[Zitierter Text]

Im Jahr 2026 jährt sich zum 80. Mal die erste Wahl des Aschaffenburger Stadtrats nach dem Ende des Zweiten Weltkriegs. Am 26. Mai 1946 fanden diese Stadtratswahlen statt. Seitdem prägt der Stadtrat mit seinen Vertreter*innen nicht nur die politisch-gesellschaftliche Entwicklung der Stadt, sondern letztlich auch die Geschichte der Stadt entscheidend mit. In einem Abend mit Kurzvorträgen und einer Gesprächsrunde mit Zeitzeug*innen werden verschiedene Aspekte dieses Jubiläums in den Blick genommen. Die Veranstaltung findet am 20. Januar 2026 im Martinushaus um 19:30 – 21 Uhr im Rahmen der „Dienstagsgespräche“ statt. Sie besteht aus zwei Teilen: Im ersten Teil werden zwei Referenten, Dr. Oliver Braun und Dr. Julius Goldmann aus ihrem Wissensfundus vortragen. Herr Braun, der Mitarbeiter der zweibändigen Aschaffenburger Stadtgeschichte war und an der Edition der Protokolle des Bayerischen Ministerrats von 1945 bis 1962 arbeitet, wird in seinem Einführungsvortrag einen Überblick über die Lage der Stadträte in Bayern nach 1945 geben. Danach geht der Historiker Julius Goldmann, der an der Universität Würzburg lehrt und ebenfalls Mitarbeiter der Aschaffenburger Stadtgeschichte war, in seinem Vertiefungsvortrag auf die Situation in Aschaffenburg ein. Das Augenmerk der Referenten richtet sich auch auf die Demokratisierungsprozesse nach dem „Dritten Reich“. Nach den beiden Vorträgen und einer anschließenden Fragerunde wird die Stadtheimatpflegerin Dr. Anika Magath eine Podiumsdiskussion moderieren, an der die langjährige Stadträtin Gabriele Bokr, Elisa Narloch vom Stadtjugendring und der Journalist Peter Freudenberger teilnehmen werden.

Die Teilnahme ist kostenfrei. Eine Veranstaltung in Kooperation mit dem Martinushaus-Martinusforum.

[/Zitierter Text]

» Aufgabenstellung
Wer moderiert laut dem Text zum Stadtratsjubiläum die Podiumsdiskussion?

[Erfasste Daten]

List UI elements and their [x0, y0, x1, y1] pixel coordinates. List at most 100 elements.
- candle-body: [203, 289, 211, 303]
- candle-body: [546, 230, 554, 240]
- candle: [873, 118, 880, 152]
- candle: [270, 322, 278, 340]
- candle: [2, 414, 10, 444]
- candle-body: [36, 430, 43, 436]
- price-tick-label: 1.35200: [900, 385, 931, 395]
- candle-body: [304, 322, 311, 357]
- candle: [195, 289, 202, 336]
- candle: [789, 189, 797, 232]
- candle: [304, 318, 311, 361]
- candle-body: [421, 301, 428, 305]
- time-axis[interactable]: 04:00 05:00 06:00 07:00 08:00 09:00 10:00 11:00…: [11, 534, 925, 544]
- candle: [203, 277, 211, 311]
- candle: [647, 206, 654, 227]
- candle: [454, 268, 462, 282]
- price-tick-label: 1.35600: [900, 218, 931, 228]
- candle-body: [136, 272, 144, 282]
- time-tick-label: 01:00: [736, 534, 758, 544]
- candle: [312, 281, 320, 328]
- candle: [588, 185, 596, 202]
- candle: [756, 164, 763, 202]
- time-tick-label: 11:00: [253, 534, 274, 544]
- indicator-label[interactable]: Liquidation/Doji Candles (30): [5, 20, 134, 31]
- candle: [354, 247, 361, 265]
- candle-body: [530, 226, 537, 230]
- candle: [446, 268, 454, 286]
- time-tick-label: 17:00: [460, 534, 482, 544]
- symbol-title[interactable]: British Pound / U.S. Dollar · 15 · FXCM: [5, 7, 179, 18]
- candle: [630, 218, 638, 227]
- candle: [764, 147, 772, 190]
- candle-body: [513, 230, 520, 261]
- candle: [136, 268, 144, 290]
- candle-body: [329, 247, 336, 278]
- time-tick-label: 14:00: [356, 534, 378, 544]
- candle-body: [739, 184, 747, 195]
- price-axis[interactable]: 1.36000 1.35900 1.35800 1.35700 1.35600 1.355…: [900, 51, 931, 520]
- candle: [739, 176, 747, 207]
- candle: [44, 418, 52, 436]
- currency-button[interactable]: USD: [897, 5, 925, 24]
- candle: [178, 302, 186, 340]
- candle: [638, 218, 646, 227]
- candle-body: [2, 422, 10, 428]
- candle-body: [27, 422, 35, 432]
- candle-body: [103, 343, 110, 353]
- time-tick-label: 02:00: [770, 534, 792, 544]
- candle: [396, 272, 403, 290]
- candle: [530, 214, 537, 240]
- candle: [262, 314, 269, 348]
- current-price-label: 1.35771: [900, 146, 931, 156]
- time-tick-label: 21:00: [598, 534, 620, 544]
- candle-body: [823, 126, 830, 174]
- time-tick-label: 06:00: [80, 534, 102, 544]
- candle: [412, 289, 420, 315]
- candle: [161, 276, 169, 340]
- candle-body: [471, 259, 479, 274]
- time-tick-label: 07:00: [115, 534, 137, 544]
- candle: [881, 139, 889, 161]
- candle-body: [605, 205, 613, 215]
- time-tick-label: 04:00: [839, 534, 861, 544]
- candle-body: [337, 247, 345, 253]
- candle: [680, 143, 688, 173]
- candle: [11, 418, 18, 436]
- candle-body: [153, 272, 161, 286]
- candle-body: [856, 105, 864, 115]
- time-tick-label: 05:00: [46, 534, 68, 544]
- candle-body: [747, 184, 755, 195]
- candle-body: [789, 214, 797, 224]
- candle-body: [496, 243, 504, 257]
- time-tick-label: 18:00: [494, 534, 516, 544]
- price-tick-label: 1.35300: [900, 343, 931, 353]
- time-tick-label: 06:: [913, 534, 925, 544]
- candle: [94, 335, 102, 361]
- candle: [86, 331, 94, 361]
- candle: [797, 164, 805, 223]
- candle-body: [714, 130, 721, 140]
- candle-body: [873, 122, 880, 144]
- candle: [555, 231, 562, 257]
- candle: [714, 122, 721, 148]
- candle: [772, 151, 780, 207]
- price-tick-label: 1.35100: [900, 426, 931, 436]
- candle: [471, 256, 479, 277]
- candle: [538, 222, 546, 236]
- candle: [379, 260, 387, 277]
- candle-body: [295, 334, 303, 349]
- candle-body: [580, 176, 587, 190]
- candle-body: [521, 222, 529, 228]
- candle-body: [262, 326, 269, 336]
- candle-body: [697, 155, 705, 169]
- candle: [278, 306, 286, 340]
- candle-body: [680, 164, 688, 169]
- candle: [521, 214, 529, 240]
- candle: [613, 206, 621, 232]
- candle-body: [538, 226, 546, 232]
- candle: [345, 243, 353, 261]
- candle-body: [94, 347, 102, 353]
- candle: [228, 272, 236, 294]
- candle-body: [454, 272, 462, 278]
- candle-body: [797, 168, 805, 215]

[/Erfasste Daten]

» Antwort
Die Stadtheimatpflegerin Dr. Anika Magath.